## start INPUT RECORDS

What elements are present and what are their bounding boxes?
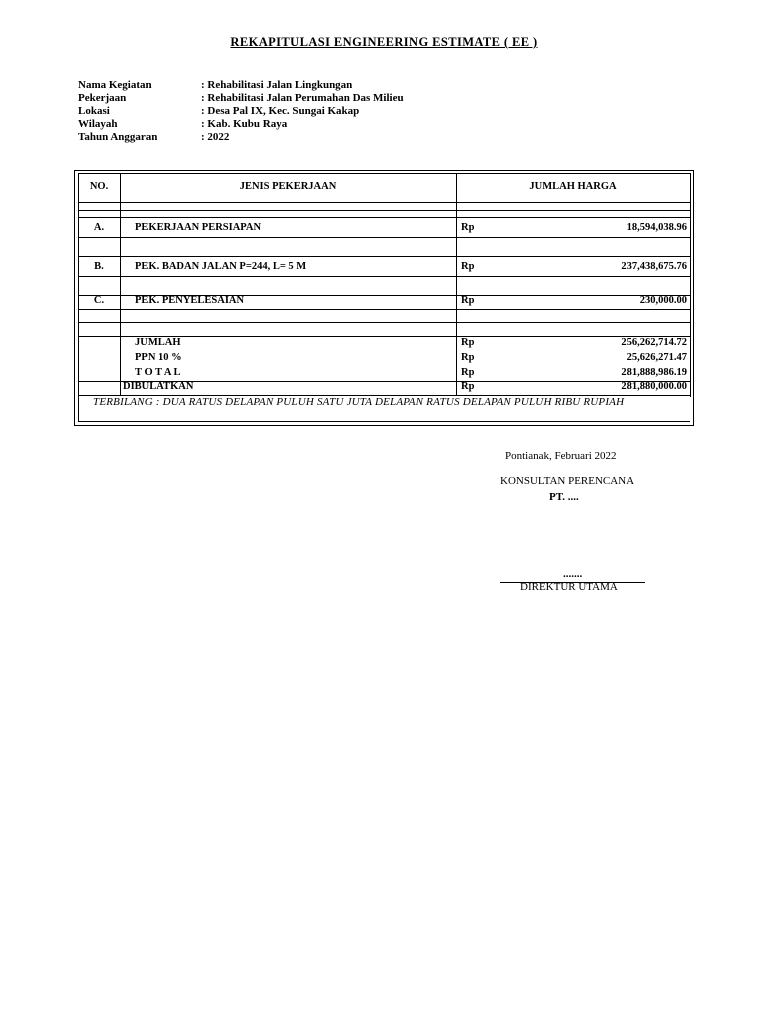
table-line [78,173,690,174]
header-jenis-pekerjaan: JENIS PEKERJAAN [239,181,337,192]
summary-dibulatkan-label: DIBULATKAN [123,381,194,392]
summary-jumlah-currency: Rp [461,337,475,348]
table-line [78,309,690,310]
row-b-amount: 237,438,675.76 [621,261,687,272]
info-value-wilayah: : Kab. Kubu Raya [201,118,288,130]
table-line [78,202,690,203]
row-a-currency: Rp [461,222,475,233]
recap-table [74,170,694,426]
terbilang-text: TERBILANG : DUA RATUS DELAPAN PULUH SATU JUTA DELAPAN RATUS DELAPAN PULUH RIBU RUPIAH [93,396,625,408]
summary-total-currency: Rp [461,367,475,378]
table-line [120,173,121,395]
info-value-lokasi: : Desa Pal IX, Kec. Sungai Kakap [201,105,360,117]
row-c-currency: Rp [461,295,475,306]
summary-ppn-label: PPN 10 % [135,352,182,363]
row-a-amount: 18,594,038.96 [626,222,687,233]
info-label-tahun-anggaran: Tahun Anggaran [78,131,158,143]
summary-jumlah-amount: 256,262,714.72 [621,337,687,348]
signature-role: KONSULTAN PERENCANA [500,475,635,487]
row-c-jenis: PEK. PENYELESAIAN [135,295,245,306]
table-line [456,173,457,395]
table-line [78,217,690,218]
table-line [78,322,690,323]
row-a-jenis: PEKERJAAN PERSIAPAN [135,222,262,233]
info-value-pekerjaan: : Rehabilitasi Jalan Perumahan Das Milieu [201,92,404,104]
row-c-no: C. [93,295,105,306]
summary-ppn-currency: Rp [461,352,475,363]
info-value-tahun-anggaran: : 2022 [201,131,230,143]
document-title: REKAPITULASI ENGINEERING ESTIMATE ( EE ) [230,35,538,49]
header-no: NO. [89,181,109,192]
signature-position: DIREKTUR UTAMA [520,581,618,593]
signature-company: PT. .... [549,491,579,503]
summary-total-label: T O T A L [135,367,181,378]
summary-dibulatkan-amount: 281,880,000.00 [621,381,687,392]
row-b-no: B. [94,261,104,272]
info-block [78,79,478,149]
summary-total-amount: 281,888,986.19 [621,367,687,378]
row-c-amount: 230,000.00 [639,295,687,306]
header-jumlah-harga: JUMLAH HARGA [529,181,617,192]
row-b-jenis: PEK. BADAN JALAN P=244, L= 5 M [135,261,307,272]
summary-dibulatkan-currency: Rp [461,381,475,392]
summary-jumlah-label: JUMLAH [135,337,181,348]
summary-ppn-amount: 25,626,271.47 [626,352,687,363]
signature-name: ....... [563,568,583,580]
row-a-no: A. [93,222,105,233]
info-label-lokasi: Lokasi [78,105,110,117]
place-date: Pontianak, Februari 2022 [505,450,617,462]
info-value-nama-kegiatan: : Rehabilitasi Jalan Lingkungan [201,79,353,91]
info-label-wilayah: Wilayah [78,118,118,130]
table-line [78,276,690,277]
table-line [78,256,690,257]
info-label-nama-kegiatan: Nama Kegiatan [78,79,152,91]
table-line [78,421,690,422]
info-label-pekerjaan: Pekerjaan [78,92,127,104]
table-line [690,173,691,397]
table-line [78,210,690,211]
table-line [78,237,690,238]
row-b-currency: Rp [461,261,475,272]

## end INPUT RECORDS

Please write out every line of the rows above as a JSON list of strings, one string per line, with blank lines and the pictures left out.

[
  "What elements are present and what are their bounding boxes?",
  "table-line [78,173,690,174]",
  "header-jenis-pekerjaan: JENIS PEKERJAAN [239,181,337,192]",
  "summary-dibulatkan-label: DIBULATKAN [123,381,194,392]",
  "summary-jumlah-currency: Rp [461,337,475,348]",
  "table-line [78,309,690,310]",
  "row-b-amount: 237,438,675.76 [621,261,687,272]",
  "info-value-wilayah: : Kab. Kubu Raya [201,118,288,130]",
  "table-line [78,202,690,203]",
  "row-a-currency: Rp [461,222,475,233]",
  "recap-table [74,170,694,426]",
  "terbilang-text: TERBILANG : DUA RATUS DELAPAN PULUH SATU JUTA DELAPAN RATUS DELAPAN PULUH RIBU RUPIAH [93,396,625,408]",
  "summary-total-currency: Rp [461,367,475,378]",
  "table-line [120,173,121,395]",
  "info-value-lokasi: : Desa Pal IX, Kec. Sungai Kakap [201,105,360,117]",
  "row-c-currency: Rp [461,295,475,306]",
  "summary-ppn-label: PPN 10 % [135,352,182,363]",
  "row-a-amount: 18,594,038.96 [626,222,687,233]",
  "info-label-tahun-anggaran: Tahun Anggaran [78,131,158,143]",
  "summary-jumlah-amount: 256,262,714.72 [621,337,687,348]",
  "signature-role: KONSULTAN PERENCANA [500,475,635,487]",
  "row-c-jenis: PEK. PENYELESAIAN [135,295,245,306]",
  "table-line [456,173,457,395]",
  "table-line [78,217,690,218]",
  "table-line [78,322,690,323]",
  "row-a-jenis: PEKERJAAN PERSIAPAN [135,222,262,233]",
  "info-value-pekerjaan: : Rehabilitasi Jalan Perumahan Das Milieu [201,92,404,104]",
  "row-c-no: C. [93,295,105,306]",
  "summary-ppn-currency: Rp [461,352,475,363]",
  "info-value-tahun-anggaran: : 2022 [201,131,230,143]",
  "document-title: REKAPITULASI ENGINEERING ESTIMATE ( EE ) [230,35,538,49]",
  "header-no: NO. [89,181,109,192]",
  "signature-position: DIREKTUR UTAMA [520,581,618,593]",
  "signature-company: PT. .... [549,491,579,503]",
  "summary-total-label: T O T A L [135,367,181,378]",
  "summary-dibulatkan-amount: 281,880,000.00 [621,381,687,392]",
  "row-b-no: B. [94,261,104,272]",
  "info-block [78,79,478,149]",
  "summary-total-amount: 281,888,986.19 [621,367,687,378]",
  "row-c-amount: 230,000.00 [639,295,687,306]",
  "header-jumlah-harga: JUMLAH HARGA [529,181,617,192]",
  "row-b-jenis: PEK. BADAN JALAN P=244, L= 5 M [135,261,307,272]",
  "summary-dibulatkan-currency: Rp [461,381,475,392]",
  "summary-jumlah-label: JUMLAH [135,337,181,348]",
  "summary-ppn-amount: 25,626,271.47 [626,352,687,363]",
  "signature-name: ....... [563,568,583,580]",
  "row-a-no: A. [93,222,105,233]",
  "info-label-lokasi: Lokasi [78,105,110,117]",
  "place-date: Pontianak, Februari 2022 [505,450,617,462]",
  "info-value-nama-kegiatan: : Rehabilitasi Jalan Lingkungan [201,79,353,91]",
  "info-label-wilayah: Wilayah [78,118,118,130]",
  "table-line [78,276,690,277]",
  "table-line [78,256,690,257]",
  "info-label-nama-kegiatan: Nama Kegiatan [78,79,152,91]",
  "table-line [78,421,690,422]",
  "info-label-pekerjaan: Pekerjaan [78,92,127,104]",
  "table-line [690,173,691,397]",
  "table-line [78,210,690,211]",
  "table-line [78,237,690,238]",
  "row-b-currency: Rp [461,261,475,272]"
]